**Your objective**
Make an exact copy of the entries, and keep any pictures out of it.

**Dataset excerpts**
>>>
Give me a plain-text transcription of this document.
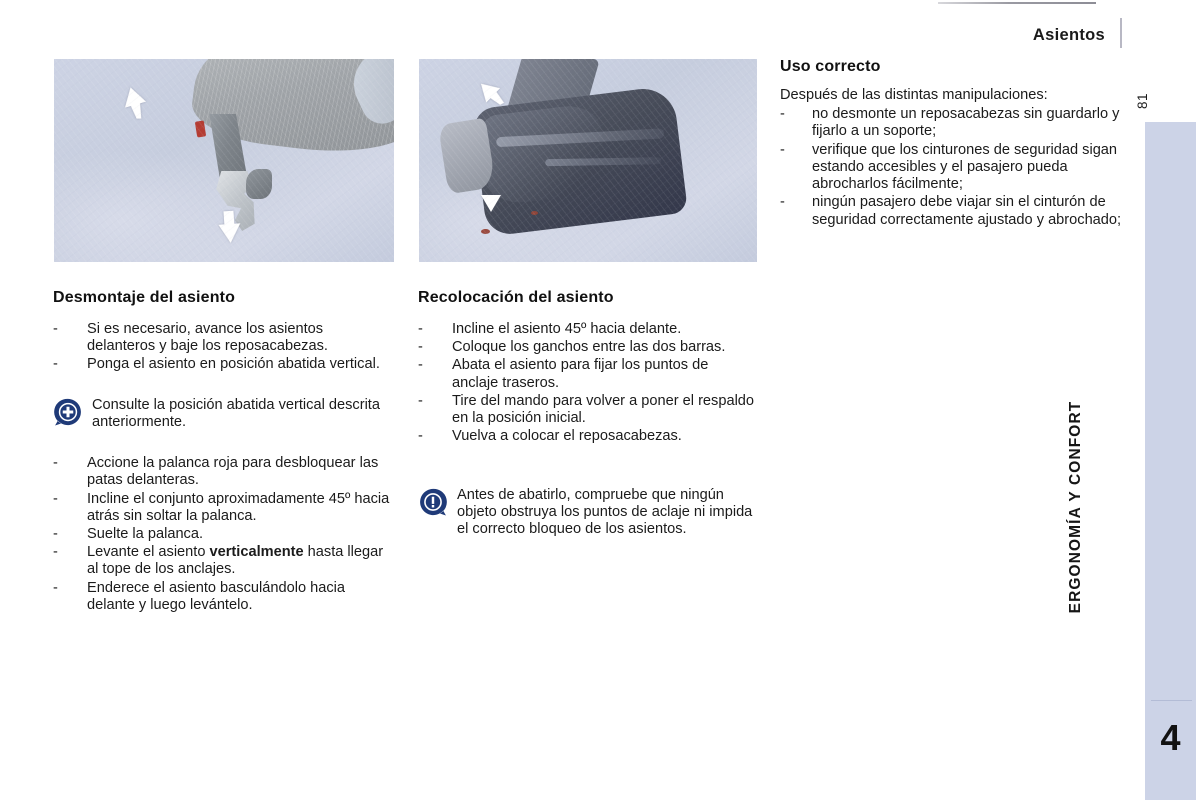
Asientos
81
ERGONOMÍA Y CONFORT
4
Desmontaje del asiento
- Si es necesario, avance los asientos delanteros y baje los reposacabezas.
- Ponga el asiento en posición abatida vertical.
Consulte la posición abatida vertical descrita anteriormente.
- Accione la palanca roja para desbloquear las patas delanteras.
- Incline el conjunto aproximadamente 45º hacia atrás sin soltar la palanca.
- Suelte la palanca.
- Levante el asiento verticalmente hasta llegar al tope de los anclajes.
- Enderece el asiento basculándolo hacia delante y luego levántelo.
Recolocación del asiento
- Incline el asiento 45º hacia delante.
- Coloque los ganchos entre las dos barras.
- Abata el asiento para fijar los puntos de anclaje traseros.
- Tire del mando para volver a poner el respaldo en la posición inicial.
- Vuelva a colocar el reposacabezas.
Antes de abatirlo, compruebe que ningún objeto obstruya los puntos de aclaje ni impida el correcto bloqueo de los asientos.
Uso correcto
Después de las distintas manipulaciones:
- no desmonte un reposacabezas sin guardarlo y fijarlo a un soporte;
- verifique que los cinturones de seguridad sigan estando accesibles y el pasajero pueda abrocharlos fácilmente;
- ningún pasajero debe viajar sin el cinturón de seguridad correctamente ajustado y abrochado;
<<<
**Reply to the exercise**
Give me a plain-text transcription of this document.
Asientos
81
ERGONOMÍA Y CONFORT
4
Desmontaje del asiento
- Si es necesario, avance los asientos delanteros y baje los reposacabezas.
- Ponga el asiento en posición abatida vertical.
Consulte la posición abatida vertical descrita anteriormente.
- Accione la palanca roja para desbloquear las patas delanteras.
- Incline el conjunto aproximadamente 45º hacia atrás sin soltar la palanca.
- Suelte la palanca.
- Levante el asiento verticalmente hasta llegar al tope de los anclajes.
- Enderece el asiento basculándolo hacia delante y luego levántelo.
Recolocación del asiento
- Incline el asiento 45º hacia delante.
- Coloque los ganchos entre las dos barras.
- Abata el asiento para fijar los puntos de anclaje traseros.
- Tire del mando para volver a poner el respaldo en la posición inicial.
- Vuelva a colocar el reposacabezas.
Antes de abatirlo, compruebe que ningún objeto obstruya los puntos de aclaje ni impida el correcto bloqueo de los asientos.
Uso correcto
Después de las distintas manipulaciones:
- no desmonte un reposacabezas sin guardarlo y fijarlo a un soporte;
- verifique que los cinturones de seguridad sigan estando accesibles y el pasajero pueda abrocharlos fácilmente;
- ningún pasajero debe viajar sin el cinturón de seguridad correctamente ajustado y abrochado;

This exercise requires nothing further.